AVAILABLE DATA:
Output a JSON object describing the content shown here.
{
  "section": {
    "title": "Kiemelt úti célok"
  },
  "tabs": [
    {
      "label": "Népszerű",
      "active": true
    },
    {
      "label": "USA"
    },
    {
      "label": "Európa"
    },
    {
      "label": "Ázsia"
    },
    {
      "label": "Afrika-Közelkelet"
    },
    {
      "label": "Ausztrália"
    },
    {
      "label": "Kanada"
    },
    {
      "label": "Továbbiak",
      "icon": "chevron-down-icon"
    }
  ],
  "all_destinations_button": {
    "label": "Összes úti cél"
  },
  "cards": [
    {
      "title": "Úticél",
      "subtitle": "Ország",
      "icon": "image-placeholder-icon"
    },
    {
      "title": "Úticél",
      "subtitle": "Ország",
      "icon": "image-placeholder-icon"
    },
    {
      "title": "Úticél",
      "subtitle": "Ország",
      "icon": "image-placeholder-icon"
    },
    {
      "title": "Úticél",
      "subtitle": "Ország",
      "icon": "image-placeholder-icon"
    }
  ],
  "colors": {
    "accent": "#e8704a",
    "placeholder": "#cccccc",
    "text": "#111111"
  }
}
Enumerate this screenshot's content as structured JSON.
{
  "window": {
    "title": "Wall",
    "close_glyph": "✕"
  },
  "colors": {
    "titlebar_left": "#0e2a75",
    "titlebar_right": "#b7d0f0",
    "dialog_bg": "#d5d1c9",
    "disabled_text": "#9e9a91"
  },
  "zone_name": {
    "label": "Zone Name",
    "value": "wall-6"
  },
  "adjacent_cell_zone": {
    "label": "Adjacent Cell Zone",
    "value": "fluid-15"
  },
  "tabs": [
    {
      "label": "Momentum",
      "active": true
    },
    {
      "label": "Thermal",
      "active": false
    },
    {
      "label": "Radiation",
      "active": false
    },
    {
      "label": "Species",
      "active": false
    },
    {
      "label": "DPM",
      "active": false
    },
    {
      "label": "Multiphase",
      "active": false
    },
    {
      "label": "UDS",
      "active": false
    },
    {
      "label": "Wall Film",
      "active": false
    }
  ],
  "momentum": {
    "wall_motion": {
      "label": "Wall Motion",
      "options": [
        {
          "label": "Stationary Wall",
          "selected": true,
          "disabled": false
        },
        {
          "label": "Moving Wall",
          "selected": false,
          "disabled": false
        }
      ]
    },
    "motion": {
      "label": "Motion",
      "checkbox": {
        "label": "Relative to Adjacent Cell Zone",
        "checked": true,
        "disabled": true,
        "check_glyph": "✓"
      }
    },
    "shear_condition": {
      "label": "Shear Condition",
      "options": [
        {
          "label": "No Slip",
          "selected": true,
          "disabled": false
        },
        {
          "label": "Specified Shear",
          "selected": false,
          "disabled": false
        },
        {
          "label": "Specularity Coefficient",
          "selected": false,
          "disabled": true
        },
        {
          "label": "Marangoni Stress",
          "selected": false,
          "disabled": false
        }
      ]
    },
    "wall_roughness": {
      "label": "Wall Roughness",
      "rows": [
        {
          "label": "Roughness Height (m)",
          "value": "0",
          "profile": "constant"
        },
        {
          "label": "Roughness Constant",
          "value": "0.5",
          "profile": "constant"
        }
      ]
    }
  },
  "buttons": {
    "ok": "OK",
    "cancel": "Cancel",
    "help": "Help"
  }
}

THE PROBLEM:
Write out the whole listing exactly.

RESPONSE:
Output a JSON object describing the content shown here.
{
  "section": {
    "title": "Kiemelt úti célok"
  },
  "tabs": [
    {
      "label": "Népszerű",
      "active": true
    },
    {
      "label": "USA"
    },
    {
      "label": "Európa"
    },
    {
      "label": "Ázsia"
    },
    {
      "label": "Afrika-Közelkelet"
    },
    {
      "label": "Ausztrália"
    },
    {
      "label": "Kanada"
    },
    {
      "label": "Továbbiak",
      "icon": "chevron-down-icon"
    }
  ],
  "all_destinations_button": {
    "label": "Összes úti cél"
  },
  "cards": [
    {
      "title": "Úticél",
      "subtitle": "Ország",
      "icon": "image-placeholder-icon"
    },
    {
      "title": "Úticél",
      "subtitle": "Ország",
      "icon": "image-placeholder-icon"
    },
    {
      "title": "Úticél",
      "subtitle": "Ország",
      "icon": "image-placeholder-icon"
    },
    {
      "title": "Úticél",
      "subtitle": "Ország",
      "icon": "image-placeholder-icon"
    }
  ],
  "colors": {
    "accent": "#e8704a",
    "placeholder": "#cccccc",
    "text": "#111111"
  }
}
Enumerate this screenshot's content as structured JSON.
{
  "window": {
    "title": "Wall",
    "close_glyph": "✕"
  },
  "colors": {
    "titlebar_left": "#0e2a75",
    "titlebar_right": "#b7d0f0",
    "dialog_bg": "#d5d1c9",
    "disabled_text": "#9e9a91"
  },
  "zone_name": {
    "label": "Zone Name",
    "value": "wall-6"
  },
  "adjacent_cell_zone": {
    "label": "Adjacent Cell Zone",
    "value": "fluid-15"
  },
  "tabs": [
    {
      "label": "Momentum",
      "active": true
    },
    {
      "label": "Thermal",
      "active": false
    },
    {
      "label": "Radiation",
      "active": false
    },
    {
      "label": "Species",
      "active": false
    },
    {
      "label": "DPM",
      "active": false
    },
    {
      "label": "Multiphase",
      "active": false
    },
    {
      "label": "UDS",
      "active": false
    },
    {
      "label": "Wall Film",
      "active": false
    }
  ],
  "momentum": {
    "wall_motion": {
      "label": "Wall Motion",
      "options": [
        {
          "label": "Stationary Wall",
          "selected": true,
          "disabled": false
        },
        {
          "label": "Moving Wall",
          "selected": false,
          "disabled": false
        }
      ]
    },
    "motion": {
      "label": "Motion",
      "checkbox": {
        "label": "Relative to Adjacent Cell Zone",
        "checked": true,
        "disabled": true,
        "check_glyph": "✓"
      }
    },
    "shear_condition": {
      "label": "Shear Condition",
      "options": [
        {
          "label": "No Slip",
          "selected": true,
          "disabled": false
        },
        {
          "label": "Specified Shear",
          "selected": false,
          "disabled": false
        },
        {
          "label": "Specularity Coefficient",
          "selected": false,
          "disabled": true
        },
        {
          "label": "Marangoni Stress",
          "selected": false,
          "disabled": false
        }
      ]
    },
    "wall_roughness": {
      "label": "Wall Roughness",
      "rows": [
        {
          "label": "Roughness Height (m)",
          "value": "0",
          "profile": "constant"
        },
        {
          "label": "Roughness Constant",
          "value": "0.5",
          "profile": "constant"
        }
      ]
    }
  },
  "buttons": {
    "ok": "OK",
    "cancel": "Cancel",
    "help": "Help"
  }
}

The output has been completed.